• [WHAT NEEDS TO BE DONE]
All of the material below is to be restated word for word, apart from the pictures.
_ _ _ _ _
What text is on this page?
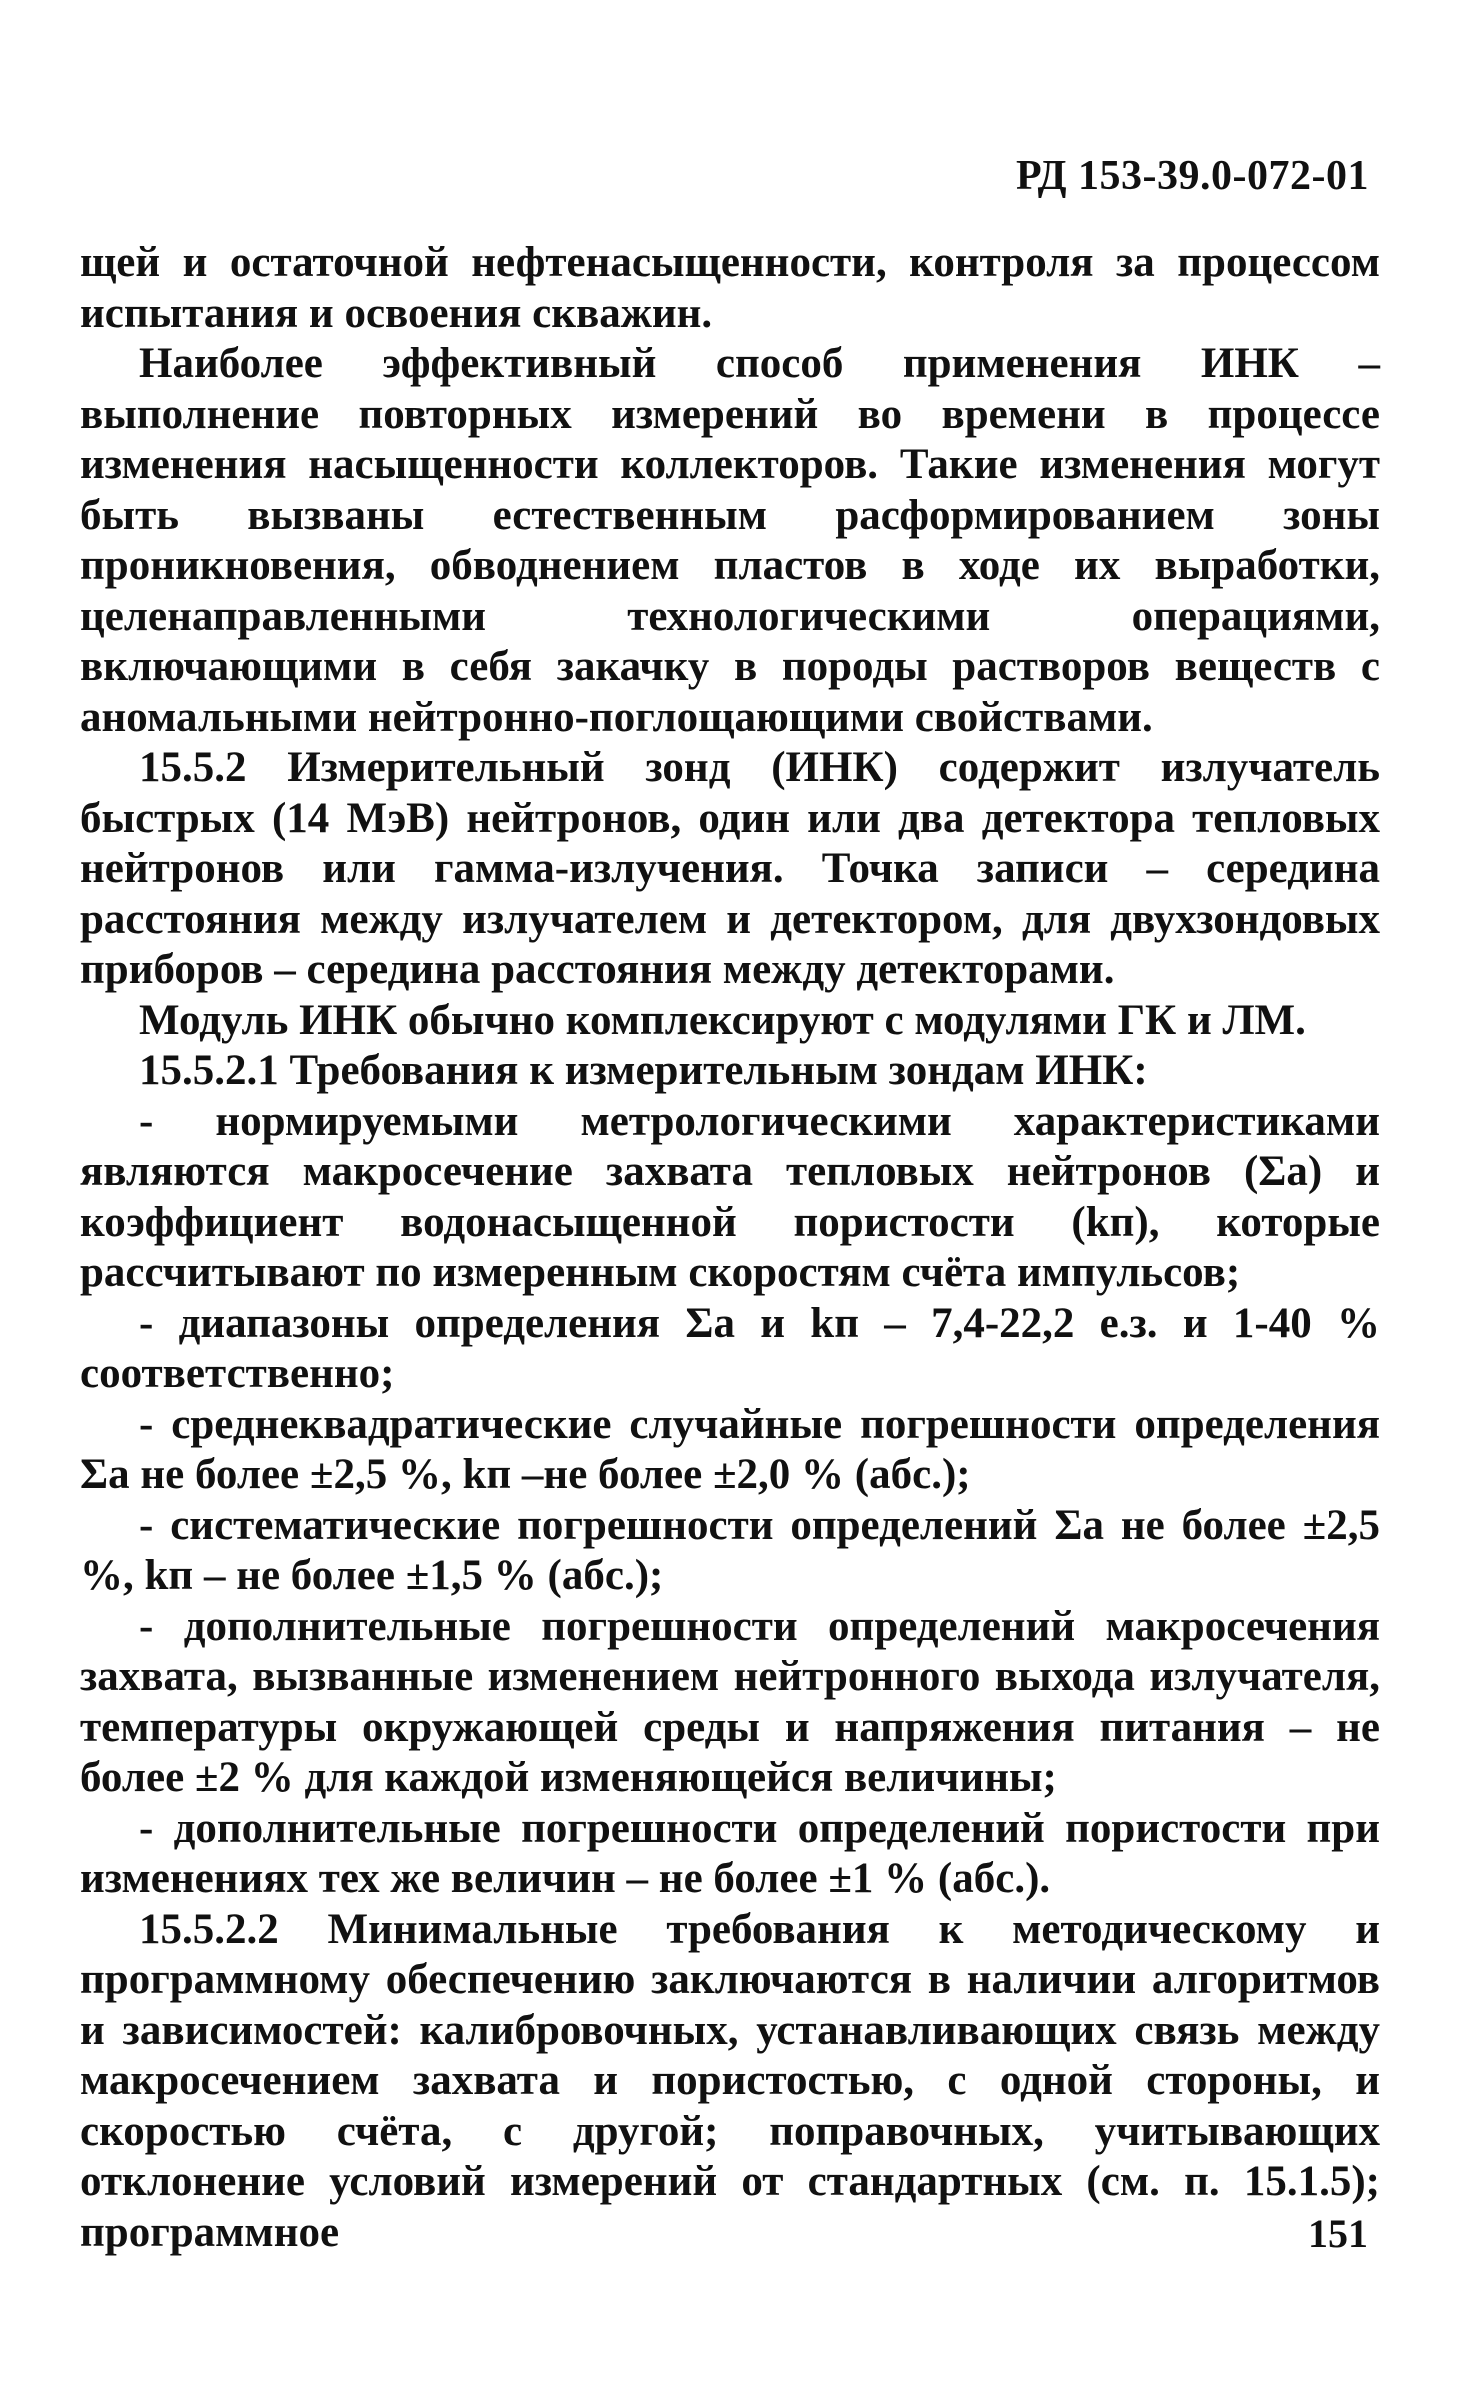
РД 153-39.0-072-01

щей и остаточной нефтенасыщенности, контроля за процессом испытания и освоения скважин.

Наиболее эффективный способ применения ИНК – выполнение повторных измерений во времени в процессе изменения насыщенности коллекторов. Такие изменения могут быть вызваны естественным расформированием зоны проникновения, обводнением пластов в ходе их выработки, целенаправленными технологическими операциями, включающими в себя закачку в породы растворов веществ с аномальными нейтронно-поглощающими свойствами.

15.5.2 Измерительный зонд (ИНК) содержит излучатель быстрых (14 МэВ) нейтронов, один или два детектора тепловых нейтронов или гамма-излучения. Точка записи – середина расстояния между излучателем и детектором, для двухзондовых приборов – середина расстояния между детекторами.

Модуль ИНК обычно комплексируют с модулями ГК и ЛМ.

15.5.2.1 Требования к измерительным зондам ИНК:

- нормируемыми метрологическими характеристиками являются макросечение захвата тепловых нейтронов (Σа) и коэффициент водонасыщенной пористости (kп), которые рассчитывают по измеренным скоростям счёта импульсов;

- диапазоны определения Σа и kп – 7,4-22,2 е.з. и 1-40 % соответственно;

- среднеквадратические случайные погрешности определения Σа не более ±2,5 %, kп –не более ±2,0 % (абс.);

- систематические погрешности определений Σа не более ±2,5 %, kп – не более ±1,5 % (абс.);

- дополнительные погрешности определений макросечения захвата, вызванные изменением нейтронного выхода излучателя, температуры окружающей среды и напряжения питания – не более ±2 % для каждой изменяющейся величины;

- дополнительные погрешности определений пористости при изменениях тех же величин – не более ±1 % (абс.).

15.5.2.2 Минимальные требования к методическому и программному обеспечению заключаются в наличии алгоритмов и зависимостей: калибровочных, устанавливающих связь между макросечением захвата и пористостью, с одной стороны, и скоростью счёта, с другой; поправочных, учитывающих отклонение условий измерений от стандартных (см. п. 15.1.5); программное	151
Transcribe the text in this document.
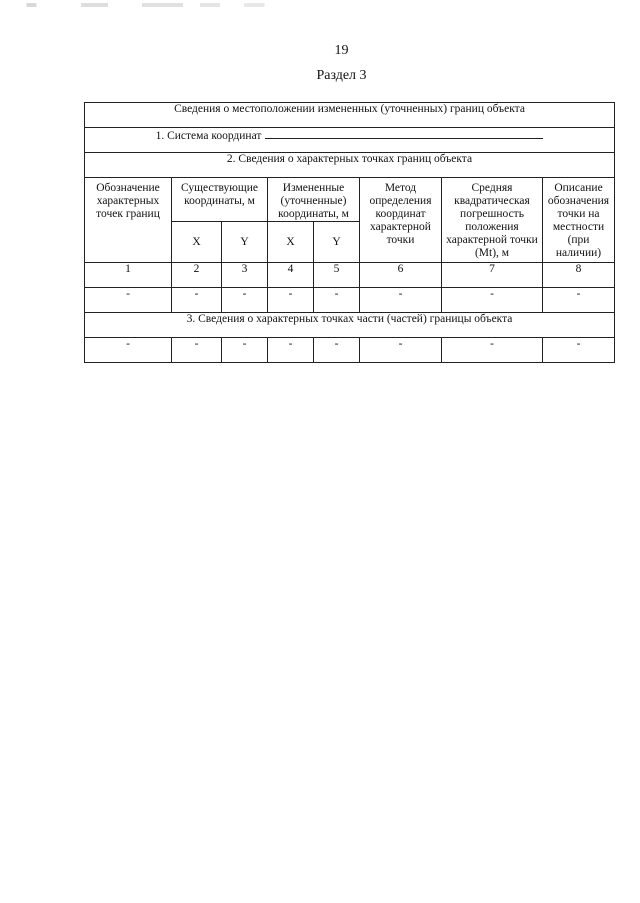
19
Раздел 3
Сведения о местоположении измененных (уточненных) границ объекта							
1. Система координат							
2. Сведения о характерных точках границ объекта							
Обозначение характерных точек границ	Существующие координаты, м		Измененные (уточненные) координаты, м		Метод определения координат характерной точки	Средняя квадратическая погрешность положения характерной точки (Mt), м	Описание обозначения точки на местности (при наличии)
	X	Y	X	Y			
1	2	3	4	5	6	7	8
-	-	-	-	-	-	-	-
3. Сведения о характерных точках части (частей) границы объекта							
-	-	-	-	-	-	-	-
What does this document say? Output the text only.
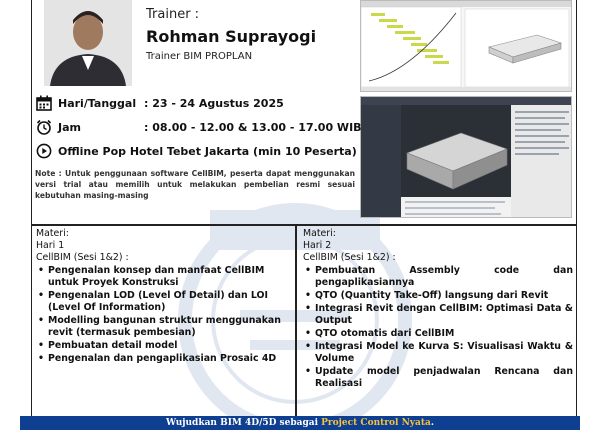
Trainer :
Rohman Suprayogi
Trainer BIM PROPLAN
Hari/Tanggal : 23 - 24 Agustus 2025
Jam	: 08.00 - 12.00 & 13.00 - 17.00 WIB
Offline Pop Hotel Tebet Jakarta (min 10 Peserta)
Note : Untuk penggunaan software CellBIM, peserta dapat menggunakan versi trial atau memilih untuk melakukan pembelian resmi sesuai kebutuhan masing-masing

Materi:

Hari 1

CellBIM (Sesi 1&2) :

• Pengenalan konsep dan manfaat CellBIM untuk Proyek Konstruksi
• Pengenalan LOD (Level Of Detail) dan LOI (Level Of Information)
• Modelling bangunan struktur menggunakan revit (termasuk pembesian)
• Pembuatan detail model
• Pengenalan dan pengaplikasian Prosaic 4D

Materi:

Hari 2

CellBIM (Sesi 1&2) :

• Pembuatan Assembly code dan pengaplikasiannya
• QTO (Quantity Take-Off) langsung dari Revit
• Integrasi Revit dengan CellBIM: Optimasi Data & Output
• QTO otomatis dari CellBIM
• Integrasi Model ke Kurva S: Visualisasi Waktu & Volume
• Update model penjadwalan Rencana dan Realisasi
Wujudkan BIM 4D/5D sebagai Project Control Nyata.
_ _ _ _ _
• [RESPONSE BELOW]
What text is on this page?
РД 153-39.0-072-01

щей и остаточной нефтенасыщенности, контроля за процессом испытания и освоения скважин.

Наиболее эффективный способ применения ИНК – выполнение повторных измерений во времени в процессе изменения насыщенности коллекторов. Такие изменения могут быть вызваны естественным расформированием зоны проникновения, обводнением пластов в ходе их выработки, целенаправленными технологическими операциями, включающими в себя закачку в породы растворов веществ с аномальными нейтронно-поглощающими свойствами.

15.5.2 Измерительный зонд (ИНК) содержит излучатель быстрых (14 МэВ) нейтронов, один или два детектора тепловых нейтронов или гамма-излучения. Точка записи – середина расстояния между излучателем и детектором, для двухзондовых приборов – середина расстояния между детекторами.

Модуль ИНК обычно комплексируют с модулями ГК и ЛМ.

15.5.2.1 Требования к измерительным зондам ИНК:

- нормируемыми метрологическими характеристиками являются макросечение захвата тепловых нейтронов (Σа) и коэффициент водонасыщенной пористости (kп), которые рассчитывают по измеренным скоростям счёта импульсов;

- диапазоны определения Σа и kп – 7,4-22,2 е.з. и 1-40 % соответственно;

- среднеквадратические случайные погрешности определения Σа не более ±2,5 %, kп –не более ±2,0 % (абс.);

- систематические погрешности определений Σа не более ±2,5 %, kп – не более ±1,5 % (абс.);

- дополнительные погрешности определений макросечения захвата, вызванные изменением нейтронного выхода излучателя, температуры окружающей среды и напряжения питания – не более ±2 % для каждой изменяющейся величины;

- дополнительные погрешности определений пористости при изменениях тех же величин – не более ±1 % (абс.).

15.5.2.2 Минимальные требования к методическому и программному обеспечению заключаются в наличии алгоритмов и зависимостей: калибровочных, устанавливающих связь между макросечением захвата и пористостью, с одной стороны, и скоростью счёта, с другой; поправочных, учитывающих отклонение условий измерений от стандартных (см. п. 15.1.5); программное	151
Transcribe the text in this document.
19
Раздел 3
Сведения о местоположении измененных (уточненных) границ объекта							
1. Система координат							
2. Сведения о характерных точках границ объекта							
Обозначение характерных точек границ	Существующие координаты, м		Измененные (уточненные) координаты, м		Метод определения координат характерной точки	Средняя квадратическая погрешность положения характерной точки (Mt), м	Описание обозначения точки на местности (при наличии)
	X	Y	X	Y			
1	2	3	4	5	6	7	8
-	-	-	-	-	-	-	-
3. Сведения о характерных точках части (частей) границы объекта							
-	-	-	-	-	-	-	-
What does this document say? Output the text only.
Trainer :
Rohman Suprayogi
Trainer BIM PROPLAN
Hari/Tanggal : 23 - 24 Agustus 2025
Jam	: 08.00 - 12.00 & 13.00 - 17.00 WIB
Offline Pop Hotel Tebet Jakarta (min 10 Peserta)
Note : Untuk penggunaan software CellBIM, peserta dapat menggunakan versi trial atau memilih untuk melakukan pembelian resmi sesuai kebutuhan masing-masing

Materi:

Hari 1

CellBIM (Sesi 1&2) :

• Pengenalan konsep dan manfaat CellBIM untuk Proyek Konstruksi
• Pengenalan LOD (Level Of Detail) dan LOI (Level Of Information)
• Modelling bangunan struktur menggunakan revit (termasuk pembesian)
• Pembuatan detail model
• Pengenalan dan pengaplikasian Prosaic 4D

Materi:

Hari 2

CellBIM (Sesi 1&2) :

• Pembuatan Assembly code dan pengaplikasiannya
• QTO (Quantity Take-Off) langsung dari Revit
• Integrasi Revit dengan CellBIM: Optimasi Data & Output
• QTO otomatis dari CellBIM
• Integrasi Model ke Kurva S: Visualisasi Waktu & Volume
• Update model penjadwalan Rencana dan Realisasi
Wujudkan BIM 4D/5D sebagai Project Control Nyata.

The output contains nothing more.